Data for review section start

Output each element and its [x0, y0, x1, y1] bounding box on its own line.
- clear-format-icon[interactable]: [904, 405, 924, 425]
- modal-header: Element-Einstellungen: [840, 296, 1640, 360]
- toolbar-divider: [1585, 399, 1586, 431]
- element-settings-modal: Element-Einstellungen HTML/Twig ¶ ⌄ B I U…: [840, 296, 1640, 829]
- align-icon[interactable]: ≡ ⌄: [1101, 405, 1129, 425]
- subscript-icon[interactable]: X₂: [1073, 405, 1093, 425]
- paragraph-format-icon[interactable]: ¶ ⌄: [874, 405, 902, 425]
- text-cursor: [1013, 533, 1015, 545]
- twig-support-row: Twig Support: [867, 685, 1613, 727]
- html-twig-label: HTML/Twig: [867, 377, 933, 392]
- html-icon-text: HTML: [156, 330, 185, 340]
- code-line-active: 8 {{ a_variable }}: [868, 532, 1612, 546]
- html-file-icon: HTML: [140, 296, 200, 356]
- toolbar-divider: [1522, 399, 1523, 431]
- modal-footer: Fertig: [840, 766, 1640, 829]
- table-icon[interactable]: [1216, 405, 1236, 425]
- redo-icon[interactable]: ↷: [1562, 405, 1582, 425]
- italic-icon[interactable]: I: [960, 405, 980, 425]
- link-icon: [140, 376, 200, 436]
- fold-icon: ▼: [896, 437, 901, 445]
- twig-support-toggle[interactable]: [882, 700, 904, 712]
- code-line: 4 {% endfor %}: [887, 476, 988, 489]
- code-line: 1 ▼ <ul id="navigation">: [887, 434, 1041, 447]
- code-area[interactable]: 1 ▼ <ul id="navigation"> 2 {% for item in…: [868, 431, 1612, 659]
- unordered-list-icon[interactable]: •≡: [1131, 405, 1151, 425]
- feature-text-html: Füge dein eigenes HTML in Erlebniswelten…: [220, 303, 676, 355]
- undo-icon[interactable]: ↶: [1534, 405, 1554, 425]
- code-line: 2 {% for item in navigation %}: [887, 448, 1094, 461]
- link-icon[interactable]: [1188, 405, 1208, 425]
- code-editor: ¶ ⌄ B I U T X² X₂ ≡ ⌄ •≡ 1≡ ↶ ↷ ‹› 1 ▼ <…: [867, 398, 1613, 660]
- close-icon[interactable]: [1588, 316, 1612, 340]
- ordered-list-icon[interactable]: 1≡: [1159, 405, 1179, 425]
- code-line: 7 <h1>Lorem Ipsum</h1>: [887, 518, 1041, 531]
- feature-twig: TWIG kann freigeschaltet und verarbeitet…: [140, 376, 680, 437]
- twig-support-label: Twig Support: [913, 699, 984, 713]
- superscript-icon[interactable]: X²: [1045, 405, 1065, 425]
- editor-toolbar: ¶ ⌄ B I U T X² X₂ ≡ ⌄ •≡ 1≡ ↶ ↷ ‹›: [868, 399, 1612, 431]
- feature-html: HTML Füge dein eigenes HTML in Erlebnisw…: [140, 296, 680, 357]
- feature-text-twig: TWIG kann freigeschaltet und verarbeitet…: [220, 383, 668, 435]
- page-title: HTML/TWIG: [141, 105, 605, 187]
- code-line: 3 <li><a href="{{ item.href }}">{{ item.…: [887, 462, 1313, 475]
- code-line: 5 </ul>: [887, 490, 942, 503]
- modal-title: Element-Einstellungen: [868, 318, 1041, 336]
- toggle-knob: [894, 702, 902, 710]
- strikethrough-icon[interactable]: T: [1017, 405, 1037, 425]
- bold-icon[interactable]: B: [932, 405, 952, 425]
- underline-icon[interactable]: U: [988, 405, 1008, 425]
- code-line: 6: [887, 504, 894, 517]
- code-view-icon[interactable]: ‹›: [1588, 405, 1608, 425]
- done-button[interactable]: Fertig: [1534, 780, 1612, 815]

Data for review section end

_What you have to do_.
Give back every line above, unchanged.

_Expected answer_.
Output each element and its [x0, y0, x1, y1] bounding box on its own line.
- clear-format-icon[interactable]: [904, 405, 924, 425]
- modal-header: Element-Einstellungen: [840, 296, 1640, 360]
- toolbar-divider: [1585, 399, 1586, 431]
- element-settings-modal: Element-Einstellungen HTML/Twig ¶ ⌄ B I U…: [840, 296, 1640, 829]
- align-icon[interactable]: ≡ ⌄: [1101, 405, 1129, 425]
- subscript-icon[interactable]: X₂: [1073, 405, 1093, 425]
- paragraph-format-icon[interactable]: ¶ ⌄: [874, 405, 902, 425]
- text-cursor: [1013, 533, 1015, 545]
- twig-support-row: Twig Support: [867, 685, 1613, 727]
- html-twig-label: HTML/Twig: [867, 377, 933, 392]
- html-icon-text: HTML: [156, 330, 185, 340]
- code-line-active: 8 {{ a_variable }}: [868, 532, 1612, 546]
- html-file-icon: HTML: [140, 296, 200, 356]
- toolbar-divider: [1522, 399, 1523, 431]
- modal-footer: Fertig: [840, 766, 1640, 829]
- table-icon[interactable]: [1216, 405, 1236, 425]
- redo-icon[interactable]: ↷: [1562, 405, 1582, 425]
- italic-icon[interactable]: I: [960, 405, 980, 425]
- link-icon: [140, 376, 200, 436]
- fold-icon: ▼: [896, 437, 901, 445]
- twig-support-toggle[interactable]: [882, 700, 904, 712]
- code-line: 4 {% endfor %}: [887, 476, 988, 489]
- code-line: 1 ▼ <ul id="navigation">: [887, 434, 1041, 447]
- code-area[interactable]: 1 ▼ <ul id="navigation"> 2 {% for item in…: [868, 431, 1612, 659]
- unordered-list-icon[interactable]: •≡: [1131, 405, 1151, 425]
- feature-text-html: Füge dein eigenes HTML in Erlebniswelten…: [220, 303, 676, 355]
- undo-icon[interactable]: ↶: [1534, 405, 1554, 425]
- code-line: 2 {% for item in navigation %}: [887, 448, 1094, 461]
- link-icon[interactable]: [1188, 405, 1208, 425]
- code-editor: ¶ ⌄ B I U T X² X₂ ≡ ⌄ •≡ 1≡ ↶ ↷ ‹› 1 ▼ <…: [867, 398, 1613, 660]
- close-icon[interactable]: [1588, 316, 1612, 340]
- ordered-list-icon[interactable]: 1≡: [1159, 405, 1179, 425]
- code-line: 7 <h1>Lorem Ipsum</h1>: [887, 518, 1041, 531]
- feature-twig: TWIG kann freigeschaltet und verarbeitet…: [140, 376, 680, 437]
- twig-support-label: Twig Support: [913, 699, 984, 713]
- superscript-icon[interactable]: X²: [1045, 405, 1065, 425]
- editor-toolbar: ¶ ⌄ B I U T X² X₂ ≡ ⌄ •≡ 1≡ ↶ ↷ ‹›: [868, 399, 1612, 431]
- feature-html: HTML Füge dein eigenes HTML in Erlebnisw…: [140, 296, 680, 357]
- feature-text-twig: TWIG kann freigeschaltet und verarbeitet…: [220, 383, 668, 435]
- page-title: HTML/TWIG: [141, 105, 605, 187]
- code-line: 3 <li><a href="{{ item.href }}">{{ item.…: [887, 462, 1313, 475]
- code-line: 5 </ul>: [887, 490, 942, 503]
- modal-title: Element-Einstellungen: [868, 318, 1041, 336]
- toggle-knob: [894, 702, 902, 710]
- strikethrough-icon[interactable]: T: [1017, 405, 1037, 425]
- bold-icon[interactable]: B: [932, 405, 952, 425]
- underline-icon[interactable]: U: [988, 405, 1008, 425]
- code-line: 6: [887, 504, 894, 517]
- code-view-icon[interactable]: ‹›: [1588, 405, 1608, 425]
- done-button[interactable]: Fertig: [1534, 780, 1612, 815]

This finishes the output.